== EXERCISE OBJECTIVE ==
Rewrite the records from the start through the line containing "recents-icon[interactable] [830, 2247, 872, 2297]", swapping "watch-video-button" for "play-video-button" and leaving everything else untouched.

== MATERIAL SHOWN ==

>> start

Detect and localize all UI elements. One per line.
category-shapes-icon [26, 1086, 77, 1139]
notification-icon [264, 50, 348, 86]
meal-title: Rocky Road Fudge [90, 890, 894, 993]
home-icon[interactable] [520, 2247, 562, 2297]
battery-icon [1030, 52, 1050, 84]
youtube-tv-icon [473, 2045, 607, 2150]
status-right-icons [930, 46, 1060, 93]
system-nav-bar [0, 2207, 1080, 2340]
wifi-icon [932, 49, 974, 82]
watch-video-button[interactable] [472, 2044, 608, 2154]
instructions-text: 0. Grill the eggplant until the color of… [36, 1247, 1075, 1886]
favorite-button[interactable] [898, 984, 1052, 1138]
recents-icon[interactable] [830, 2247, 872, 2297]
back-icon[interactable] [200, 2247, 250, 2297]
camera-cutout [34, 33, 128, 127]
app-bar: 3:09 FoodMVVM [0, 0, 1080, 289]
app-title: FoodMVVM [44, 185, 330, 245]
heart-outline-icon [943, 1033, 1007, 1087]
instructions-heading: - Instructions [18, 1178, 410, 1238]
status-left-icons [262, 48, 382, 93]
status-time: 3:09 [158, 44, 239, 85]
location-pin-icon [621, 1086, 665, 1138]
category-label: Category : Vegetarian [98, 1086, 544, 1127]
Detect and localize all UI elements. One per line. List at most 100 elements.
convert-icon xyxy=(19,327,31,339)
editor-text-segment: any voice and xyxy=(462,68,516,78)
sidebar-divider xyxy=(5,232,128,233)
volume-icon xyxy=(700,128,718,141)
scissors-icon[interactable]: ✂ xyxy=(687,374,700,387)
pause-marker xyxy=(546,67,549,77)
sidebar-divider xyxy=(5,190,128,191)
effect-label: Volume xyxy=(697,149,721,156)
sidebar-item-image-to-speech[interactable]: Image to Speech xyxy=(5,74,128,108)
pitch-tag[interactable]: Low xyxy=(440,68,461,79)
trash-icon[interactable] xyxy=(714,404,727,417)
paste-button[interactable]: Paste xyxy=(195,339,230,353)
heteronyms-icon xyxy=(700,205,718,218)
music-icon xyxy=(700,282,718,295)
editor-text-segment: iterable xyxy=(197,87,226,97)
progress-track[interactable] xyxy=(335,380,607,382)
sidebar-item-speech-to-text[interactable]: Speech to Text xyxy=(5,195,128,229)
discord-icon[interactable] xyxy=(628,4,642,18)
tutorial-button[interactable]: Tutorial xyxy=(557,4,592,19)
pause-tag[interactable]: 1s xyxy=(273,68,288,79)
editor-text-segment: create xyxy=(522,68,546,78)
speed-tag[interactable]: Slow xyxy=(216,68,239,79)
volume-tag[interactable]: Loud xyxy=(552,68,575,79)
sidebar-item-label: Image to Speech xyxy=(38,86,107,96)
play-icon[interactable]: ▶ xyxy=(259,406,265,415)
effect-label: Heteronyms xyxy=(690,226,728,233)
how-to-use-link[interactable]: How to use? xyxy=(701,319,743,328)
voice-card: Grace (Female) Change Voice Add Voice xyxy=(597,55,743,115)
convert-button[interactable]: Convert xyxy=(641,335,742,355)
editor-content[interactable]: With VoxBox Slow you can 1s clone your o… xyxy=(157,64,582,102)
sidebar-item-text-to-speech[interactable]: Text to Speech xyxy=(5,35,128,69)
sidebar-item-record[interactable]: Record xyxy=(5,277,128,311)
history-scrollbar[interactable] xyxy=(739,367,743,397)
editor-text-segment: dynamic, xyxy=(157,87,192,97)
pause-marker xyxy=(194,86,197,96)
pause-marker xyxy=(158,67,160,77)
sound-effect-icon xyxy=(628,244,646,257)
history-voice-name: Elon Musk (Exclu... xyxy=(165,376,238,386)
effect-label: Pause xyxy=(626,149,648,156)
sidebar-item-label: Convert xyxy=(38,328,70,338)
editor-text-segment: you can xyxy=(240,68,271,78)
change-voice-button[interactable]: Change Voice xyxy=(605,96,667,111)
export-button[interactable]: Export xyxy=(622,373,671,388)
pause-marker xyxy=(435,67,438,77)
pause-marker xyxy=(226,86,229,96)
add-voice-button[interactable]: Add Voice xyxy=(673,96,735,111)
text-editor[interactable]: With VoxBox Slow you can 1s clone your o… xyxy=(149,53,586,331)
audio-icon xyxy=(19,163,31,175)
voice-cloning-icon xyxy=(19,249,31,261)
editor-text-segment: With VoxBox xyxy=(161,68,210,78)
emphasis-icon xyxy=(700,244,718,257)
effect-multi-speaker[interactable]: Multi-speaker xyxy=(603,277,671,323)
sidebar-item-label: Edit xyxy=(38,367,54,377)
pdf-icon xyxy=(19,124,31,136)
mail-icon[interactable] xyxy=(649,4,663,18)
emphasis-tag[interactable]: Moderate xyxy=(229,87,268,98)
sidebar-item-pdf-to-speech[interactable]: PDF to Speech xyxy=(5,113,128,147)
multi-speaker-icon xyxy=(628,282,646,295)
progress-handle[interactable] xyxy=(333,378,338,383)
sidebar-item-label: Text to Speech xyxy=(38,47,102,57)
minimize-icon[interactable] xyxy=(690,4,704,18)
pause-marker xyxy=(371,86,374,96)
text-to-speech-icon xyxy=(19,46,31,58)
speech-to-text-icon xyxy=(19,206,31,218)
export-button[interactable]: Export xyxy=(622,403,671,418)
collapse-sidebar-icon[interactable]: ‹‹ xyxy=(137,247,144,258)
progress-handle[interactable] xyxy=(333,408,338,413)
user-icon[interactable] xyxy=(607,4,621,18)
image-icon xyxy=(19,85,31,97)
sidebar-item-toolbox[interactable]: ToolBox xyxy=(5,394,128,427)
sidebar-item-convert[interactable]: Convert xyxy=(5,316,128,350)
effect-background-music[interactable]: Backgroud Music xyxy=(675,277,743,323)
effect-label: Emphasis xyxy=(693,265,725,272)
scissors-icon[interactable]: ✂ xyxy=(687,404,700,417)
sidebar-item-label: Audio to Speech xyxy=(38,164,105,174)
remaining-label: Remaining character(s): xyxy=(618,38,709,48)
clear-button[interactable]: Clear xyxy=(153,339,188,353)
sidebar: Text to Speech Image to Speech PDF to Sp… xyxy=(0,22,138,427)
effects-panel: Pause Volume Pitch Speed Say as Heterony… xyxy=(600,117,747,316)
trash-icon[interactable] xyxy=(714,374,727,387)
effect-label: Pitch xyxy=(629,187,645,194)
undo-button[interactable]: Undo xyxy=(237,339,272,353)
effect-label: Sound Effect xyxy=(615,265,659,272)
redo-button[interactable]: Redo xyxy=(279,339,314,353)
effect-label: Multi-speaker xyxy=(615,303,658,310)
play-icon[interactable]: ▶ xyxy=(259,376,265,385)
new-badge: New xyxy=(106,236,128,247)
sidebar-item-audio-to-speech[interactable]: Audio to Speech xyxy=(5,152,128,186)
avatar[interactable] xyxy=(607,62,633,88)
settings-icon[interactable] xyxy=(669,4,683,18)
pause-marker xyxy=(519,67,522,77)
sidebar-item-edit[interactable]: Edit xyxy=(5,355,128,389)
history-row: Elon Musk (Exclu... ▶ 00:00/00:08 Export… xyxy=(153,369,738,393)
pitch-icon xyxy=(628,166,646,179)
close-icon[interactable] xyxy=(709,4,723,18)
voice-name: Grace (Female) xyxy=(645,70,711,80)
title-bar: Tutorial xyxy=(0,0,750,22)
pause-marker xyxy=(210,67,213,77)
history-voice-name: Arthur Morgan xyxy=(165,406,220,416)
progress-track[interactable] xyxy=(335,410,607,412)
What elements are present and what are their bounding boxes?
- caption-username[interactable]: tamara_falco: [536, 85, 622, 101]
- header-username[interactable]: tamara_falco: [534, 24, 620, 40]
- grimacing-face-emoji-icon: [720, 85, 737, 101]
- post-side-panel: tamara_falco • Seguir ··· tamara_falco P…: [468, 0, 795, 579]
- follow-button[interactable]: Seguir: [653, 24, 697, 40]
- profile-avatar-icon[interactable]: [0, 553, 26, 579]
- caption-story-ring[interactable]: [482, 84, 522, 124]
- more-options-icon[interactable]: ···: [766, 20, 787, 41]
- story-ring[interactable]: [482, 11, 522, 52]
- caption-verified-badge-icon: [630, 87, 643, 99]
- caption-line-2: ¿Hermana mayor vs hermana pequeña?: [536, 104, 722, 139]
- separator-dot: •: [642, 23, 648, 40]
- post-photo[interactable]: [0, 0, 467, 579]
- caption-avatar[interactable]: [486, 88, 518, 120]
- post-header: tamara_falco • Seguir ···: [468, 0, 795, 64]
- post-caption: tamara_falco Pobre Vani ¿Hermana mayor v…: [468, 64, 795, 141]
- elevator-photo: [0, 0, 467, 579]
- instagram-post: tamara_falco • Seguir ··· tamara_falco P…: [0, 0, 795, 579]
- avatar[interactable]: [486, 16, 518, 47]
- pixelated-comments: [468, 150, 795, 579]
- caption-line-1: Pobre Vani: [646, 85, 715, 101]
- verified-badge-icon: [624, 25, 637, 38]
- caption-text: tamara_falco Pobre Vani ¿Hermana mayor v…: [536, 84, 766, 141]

>> end

== WRITTEN ANSWER ==
Detect and localize all UI elements. One per line.
category-shapes-icon [26, 1086, 77, 1139]
notification-icon [264, 50, 348, 86]
meal-title: Rocky Road Fudge [90, 890, 894, 993]
home-icon[interactable] [520, 2247, 562, 2297]
battery-icon [1030, 52, 1050, 84]
youtube-tv-icon [473, 2045, 607, 2150]
status-right-icons [930, 46, 1060, 93]
system-nav-bar [0, 2207, 1080, 2340]
wifi-icon [932, 49, 974, 82]
play-video-button[interactable] [472, 2044, 608, 2154]
instructions-text: 0. Grill the eggplant until the color of… [36, 1247, 1075, 1886]
favorite-button[interactable] [898, 984, 1052, 1138]
recents-icon[interactable] [830, 2247, 872, 2297]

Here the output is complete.